EXCERTO DO DOCUMENTO
------
Refira-se ainda que a forma russa não conseguiu na atualidade ser a base da forma portuguesa, pelo que não se trata de uma questão de estar ou não desatualizada. Mas, mesmo que se considerasse tal forma, nem "Quixineve" nem "Kishinev" pareceriam boas opções em português: a segunda pelo aspecto gráfico, e a primeira por não corresponder à pronúncia russa, que, transcrita ao alfabeto latino e conforme as regras ortográficas da nossa língua, daria "Quichiniove" (ou "Quixioniove"), com ditongo e

Pergunta:

Na expressão «a mais bonita», qual a categoria de «a»?

Resposta:

A Nova Gramática do Português Contemporâneo, de Celso Cunha e Lindley Cintra, classifica esse a como artigo definido (pág. 261):

«O [grau] SUPERLATIVO RELATIVO é sempre analítico.

O DE SUPERIORIDADE forma-se pela anteposição do artigo definido ao comparativo de superioridade:

Este aluno é o mais estudioso do colégio. [...]

O DE INFERIORIDADE forma-se pela anteposição do artigo definido ao comparativo de inferioridade:

Este aluno é o menos estudioso do colégio. [...]»

Pergunta:

Tendo em consideração que o novo acordo ortográfico não fez alterações relativamente às regras da divisão silábica (conforme Base XX: Da Divisão Silábica), como devemos entender que a preciosa ferramenta, da responsabilidade do ILTEC: o Dicionário da divisão silábica, do Portal da Língua Portuguesa, indique como divisão silábica das palavras carro, assar, pássaro: “car•ro; as•sar; pás•sa•ro”? Por sua vez, o dicionário académico da Língua Portuguesa, da Porto Editora, é vendido com a indicação na sua capa de que contém a divisão silábica das palavras (mais precisamente: «Acordo Ortográfico; Divisão Silábica; Dicionário Terminológico»). No entanto, em palavras com consoante dupla (ss/rr), a palavra é dividida, seguindo as regras da translineação e não as da "soletração". Cito alguns exemplos: "car-ro"; "as-sar"; "as-sa-do"… A partir dos exemplos apresentados, questiono: afinal, o que o Portal da Língua Portuguesa apresenta é a translineação das palavras, ou a sua divisão silábica? E o referido dicionário?

Obrigada, antecipadamente, pela atenção que vos merecerá a minha dúvida.
------
TAREFA PROPOSTA A
Reescreva em lista, de forma mais breve, o parágrafo do excerto que começa por «Tendo em consideração que o novo acordo ortográfico», conservando os factos principais.
TAREFA PROPOSTA B
Cite do excerto o trecho que começa em «A Nova Gramática» e prossegue até «é sempre analítico.».
Os registos não desempenham qualquer papel neste exercício.

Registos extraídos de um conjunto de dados
------
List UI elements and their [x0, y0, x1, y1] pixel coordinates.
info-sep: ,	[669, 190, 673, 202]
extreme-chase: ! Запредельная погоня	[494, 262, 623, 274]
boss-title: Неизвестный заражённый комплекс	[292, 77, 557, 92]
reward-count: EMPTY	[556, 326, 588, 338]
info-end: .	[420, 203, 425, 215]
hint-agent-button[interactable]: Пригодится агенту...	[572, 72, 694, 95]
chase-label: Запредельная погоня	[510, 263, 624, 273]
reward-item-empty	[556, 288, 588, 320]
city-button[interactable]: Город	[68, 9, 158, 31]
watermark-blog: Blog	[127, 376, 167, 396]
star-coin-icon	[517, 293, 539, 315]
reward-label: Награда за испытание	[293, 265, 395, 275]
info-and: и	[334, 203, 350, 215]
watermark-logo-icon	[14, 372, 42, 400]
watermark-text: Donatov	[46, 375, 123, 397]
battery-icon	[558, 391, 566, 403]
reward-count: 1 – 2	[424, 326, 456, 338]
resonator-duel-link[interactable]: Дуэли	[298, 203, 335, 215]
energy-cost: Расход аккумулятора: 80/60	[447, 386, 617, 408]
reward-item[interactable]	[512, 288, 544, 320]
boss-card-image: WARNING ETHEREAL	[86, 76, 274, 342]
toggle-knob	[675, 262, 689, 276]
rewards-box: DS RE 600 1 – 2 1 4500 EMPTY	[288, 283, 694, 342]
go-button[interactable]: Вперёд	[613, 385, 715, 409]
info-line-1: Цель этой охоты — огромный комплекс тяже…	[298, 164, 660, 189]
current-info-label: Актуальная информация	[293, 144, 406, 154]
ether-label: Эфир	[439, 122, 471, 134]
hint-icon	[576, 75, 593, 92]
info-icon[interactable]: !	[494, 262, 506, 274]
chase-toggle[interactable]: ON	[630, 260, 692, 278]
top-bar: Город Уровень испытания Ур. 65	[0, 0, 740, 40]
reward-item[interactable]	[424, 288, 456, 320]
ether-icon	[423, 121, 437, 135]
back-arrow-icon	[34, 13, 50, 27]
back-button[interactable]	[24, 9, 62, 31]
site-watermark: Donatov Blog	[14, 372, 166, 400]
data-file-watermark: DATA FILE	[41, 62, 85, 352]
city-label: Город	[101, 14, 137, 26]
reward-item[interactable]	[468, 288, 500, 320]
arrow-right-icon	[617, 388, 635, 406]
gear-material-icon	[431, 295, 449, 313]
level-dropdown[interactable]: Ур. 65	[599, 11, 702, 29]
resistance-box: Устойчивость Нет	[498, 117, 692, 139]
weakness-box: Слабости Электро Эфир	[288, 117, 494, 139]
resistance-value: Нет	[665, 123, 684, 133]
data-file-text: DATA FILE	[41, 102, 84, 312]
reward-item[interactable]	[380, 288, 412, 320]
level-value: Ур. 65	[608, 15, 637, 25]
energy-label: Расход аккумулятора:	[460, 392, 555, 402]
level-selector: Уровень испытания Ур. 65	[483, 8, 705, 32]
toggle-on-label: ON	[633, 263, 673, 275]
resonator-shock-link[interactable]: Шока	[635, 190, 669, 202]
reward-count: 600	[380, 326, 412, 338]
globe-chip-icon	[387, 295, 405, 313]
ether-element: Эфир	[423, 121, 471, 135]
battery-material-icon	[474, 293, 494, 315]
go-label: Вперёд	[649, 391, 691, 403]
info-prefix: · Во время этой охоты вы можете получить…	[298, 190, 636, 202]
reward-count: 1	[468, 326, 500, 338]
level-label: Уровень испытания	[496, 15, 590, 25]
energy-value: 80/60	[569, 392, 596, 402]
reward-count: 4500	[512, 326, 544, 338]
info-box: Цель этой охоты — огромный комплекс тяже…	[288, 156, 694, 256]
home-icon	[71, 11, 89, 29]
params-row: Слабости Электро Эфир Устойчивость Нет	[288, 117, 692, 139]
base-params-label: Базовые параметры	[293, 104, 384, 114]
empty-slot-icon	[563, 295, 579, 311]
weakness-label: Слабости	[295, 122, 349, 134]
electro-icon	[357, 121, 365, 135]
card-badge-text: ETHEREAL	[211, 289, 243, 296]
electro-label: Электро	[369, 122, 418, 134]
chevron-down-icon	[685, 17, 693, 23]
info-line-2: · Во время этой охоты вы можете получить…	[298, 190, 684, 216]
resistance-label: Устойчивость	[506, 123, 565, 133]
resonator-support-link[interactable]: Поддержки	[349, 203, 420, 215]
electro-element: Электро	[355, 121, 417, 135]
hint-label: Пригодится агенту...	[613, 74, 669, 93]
------
ESPAÇO DE RESPOSTA A
- O novo acordo ortográfico não alterou as regras da divisão silábica (Base XX: Da Divisão Silábica).
- O Dicionário da divisão silábica do Portal da Língua Portuguesa, da responsabilidade do ILTEC, indica "car•ro; as•sar; pás•sa•ro".
- O dicionário académico da Língua Portuguesa, da Porto Editora, anuncia na capa que contém a divisão silábica.
- Esse dicionário divide as palavras com consoante dupla (ss/rr) segundo as regras da translineação: "car-ro", "as-sar", "as-sa-do".
- Pergunta-se se o Portal e o dicionário apresentam a translineação ou a divisão silábica das palavras.

ESPAÇO DE RESPOSTA B
A Nova Gramática do Português Contemporâneo, de Celso Cunha e Lindley Cintra, classifica esse a como artigo definido (pág. 261):

«O [grau] SUPERLATIVO RELATIVO é sempre analítico.